▶ _WHAT IS ASKED_:
Type out the data exactly as given. Skip any image.

─── INPUT DATA ───

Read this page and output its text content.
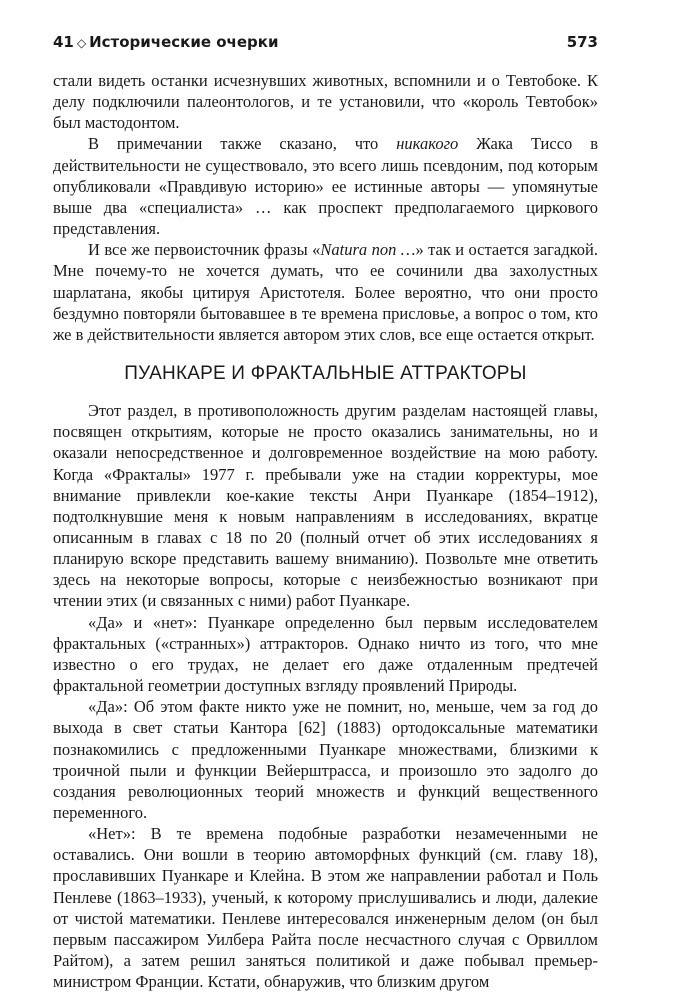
41 ◇ Исторические очерки	573

стали видеть останки исчезнувших животных, вспомнили и о Тевтобоке. К делу подключили палеонтологов, и те установили, что «король Тевтобок» был мастодонтом.

В примечании также сказано, что никакого Жака Тиссо в действительности не существовало, это всего лишь псевдоним, под которым опубликовали «Правдивую историю» ее истинные авторы — упомянутые выше два «специалиста» … как проспект предполагаемого циркового представления.

И все же первоисточник фразы «Natura non …» так и остается загадкой. Мне почему-то не хочется думать, что ее сочинили два захолустных шарлатана, якобы цитируя Аристотеля. Более вероятно, что они просто бездумно повторяли бытовавшее в те времена присловье, а вопрос о том, кто же в действительности является автором этих слов, все еще остается открыт.

ПУАНКАРЕ И ФРАКТАЛЬНЫЕ АТТРАКТОРЫ

Этот раздел, в противоположность другим разделам настоящей главы, посвящен открытиям, которые не просто оказались занимательны, но и оказали непосредственное и долговременное воздействие на мою работу. Когда «Фракталы» 1977 г. пребывали уже на стадии корректуры, мое внимание привлекли кое-какие тексты Анри Пуанкаре (1854–1912), подтолкнувшие меня к новым направлениям в исследованиях, вкратце описанным в главах с 18 по 20 (полный отчет об этих исследованиях я планирую вскоре представить вашему вниманию). Позвольте мне ответить здесь на некоторые вопросы, которые с неизбежностью возникают при чтении этих (и связанных с ними) работ Пуанкаре.

«Да» и «нет»: Пуанкаре определенно был первым исследователем фрактальных («странных») аттракторов. Однако ничто из того, что мне известно о его трудах, не делает его даже отдаленным предтечей фрактальной геометрии доступных взгляду проявлений Природы.

«Да»: Об этом факте никто уже не помнит, но, меньше, чем за год до выхода в свет статьи Кантора [62] (1883) ортодоксальные математики познакомились с предложенными Пуанкаре множествами, близкими к троичной пыли и функции Вейерштрасса, и произошло это задолго до создания революционных теорий множеств и функций вещественного переменного.

«Нет»: В те времена подобные разработки незамеченными не оставались. Они вошли в теорию автоморфных функций (см. главу 18), прославивших Пуанкаре и Клейна. В этом же направлении работал и Поль Пенлеве (1863–1933), ученый, к которому прислушивались и люди, далекие от чистой математики. Пенлеве интересовался инженерным делом (он был первым пассажиром Уилбера Райта после несчастного случая с Орвиллом Райтом), а затем решил заняться политикой и даже побывал премьер-министром Франции. Кстати, обнаружив, что близким другом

───

▶ _REPLY_:
Read this page and output its text content.
41 ◇ Исторические очерки	573

стали видеть останки исчезнувших животных, вспомнили и о Тевтобоке. К делу подключили палеонтологов, и те установили, что «король Тевтобок» был мастодонтом.

В примечании также сказано, что никакого Жака Тиссо в действительности не существовало, это всего лишь псевдоним, под которым опубликовали «Правдивую историю» ее истинные авторы — упомянутые выше два «специалиста» … как проспект предполагаемого циркового представления.

И все же первоисточник фразы «Natura non …» так и остается загадкой. Мне почему-то не хочется думать, что ее сочинили два захолустных шарлатана, якобы цитируя Аристотеля. Более вероятно, что они просто бездумно повторяли бытовавшее в те времена присловье, а вопрос о том, кто же в действительности является автором этих слов, все еще остается открыт.

ПУАНКАРЕ И ФРАКТАЛЬНЫЕ АТТРАКТОРЫ

Этот раздел, в противоположность другим разделам настоящей главы, посвящен открытиям, которые не просто оказались занимательны, но и оказали непосредственное и долговременное воздействие на мою работу. Когда «Фракталы» 1977 г. пребывали уже на стадии корректуры, мое внимание привлекли кое-какие тексты Анри Пуанкаре (1854–1912), подтолкнувшие меня к новым направлениям в исследованиях, вкратце описанным в главах с 18 по 20 (полный отчет об этих исследованиях я планирую вскоре представить вашему вниманию). Позвольте мне ответить здесь на некоторые вопросы, которые с неизбежностью возникают при чтении этих (и связанных с ними) работ Пуанкаре.

«Да» и «нет»: Пуанкаре определенно был первым исследователем фрактальных («странных») аттракторов. Однако ничто из того, что мне известно о его трудах, не делает его даже отдаленным предтечей фрактальной геометрии доступных взгляду проявлений Природы.

«Да»: Об этом факте никто уже не помнит, но, меньше, чем за год до выхода в свет статьи Кантора [62] (1883) ортодоксальные математики познакомились с предложенными Пуанкаре множествами, близкими к троичной пыли и функции Вейерштрасса, и произошло это задолго до создания революционных теорий множеств и функций вещественного переменного.

«Нет»: В те времена подобные разработки незамеченными не оставались. Они вошли в теорию автоморфных функций (см. главу 18), прославивших Пуанкаре и Клейна. В этом же направлении работал и Поль Пенлеве (1863–1933), ученый, к которому прислушивались и люди, далекие от чистой математики. Пенлеве интересовался инженерным делом (он был первым пассажиром Уилбера Райта после несчастного случая с Орвиллом Райтом), а затем решил заняться политикой и даже побывал премьер-министром Франции. Кстати, обнаружив, что близким другом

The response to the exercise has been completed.